### Short problem
Skip the pictures and repeat each line of the data exactly.

-- begin Data for this task --

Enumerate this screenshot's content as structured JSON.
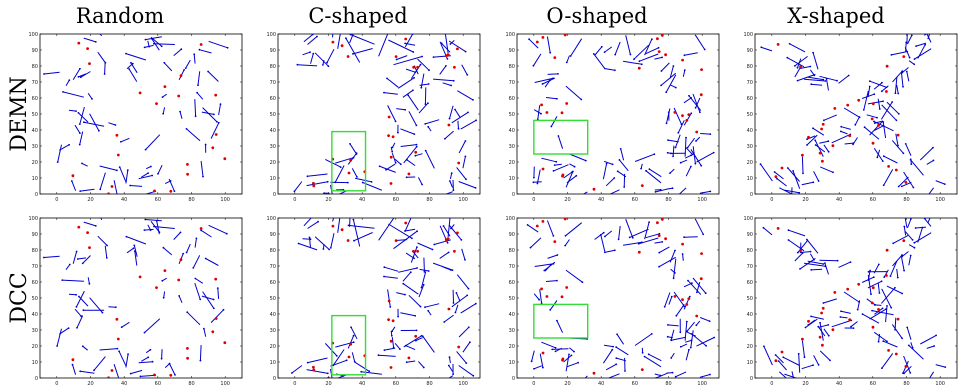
{
  "chart_data": {
    "type": "scatter",
    "columns": [
      "Random",
      "C-shaped",
      "O-shaped",
      "X-shaped"
    ],
    "rows": [
      "DEMN",
      "DCC"
    ],
    "xlim": [
      -10,
      110
    ],
    "ylim": [
      0,
      100
    ],
    "xticks": [
      0,
      20,
      40,
      60,
      80,
      100
    ],
    "yticks": [
      0,
      10,
      20,
      30,
      40,
      50,
      60,
      70,
      80,
      90,
      100
    ],
    "colors": {
      "segment": "#0000cc",
      "point": "#e00000",
      "highlight": "#33dd33"
    },
    "highlights": {
      "C-shaped": [
        22,
        2,
        42,
        39
      ],
      "O-shaped": [
        0,
        25,
        32,
        46
      ]
    }
  }
}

-- end Data for this task --

### Solution to the exercise
Enumerate this screenshot's content as structured JSON.
{
  "chart_data": {
    "type": "scatter",
    "columns": [
      "Random",
      "C-shaped",
      "O-shaped",
      "X-shaped"
    ],
    "rows": [
      "DEMN",
      "DCC"
    ],
    "xlim": [
      -10,
      110
    ],
    "ylim": [
      0,
      100
    ],
    "xticks": [
      0,
      20,
      40,
      60,
      80,
      100
    ],
    "yticks": [
      0,
      10,
      20,
      30,
      40,
      50,
      60,
      70,
      80,
      90,
      100
    ],
    "colors": {
      "segment": "#0000cc",
      "point": "#e00000",
      "highlight": "#33dd33"
    },
    "highlights": {
      "C-shaped": [
        22,
        2,
        42,
        39
      ],
      "O-shaped": [
        0,
        25,
        32,
        46
      ]
    }
  }
}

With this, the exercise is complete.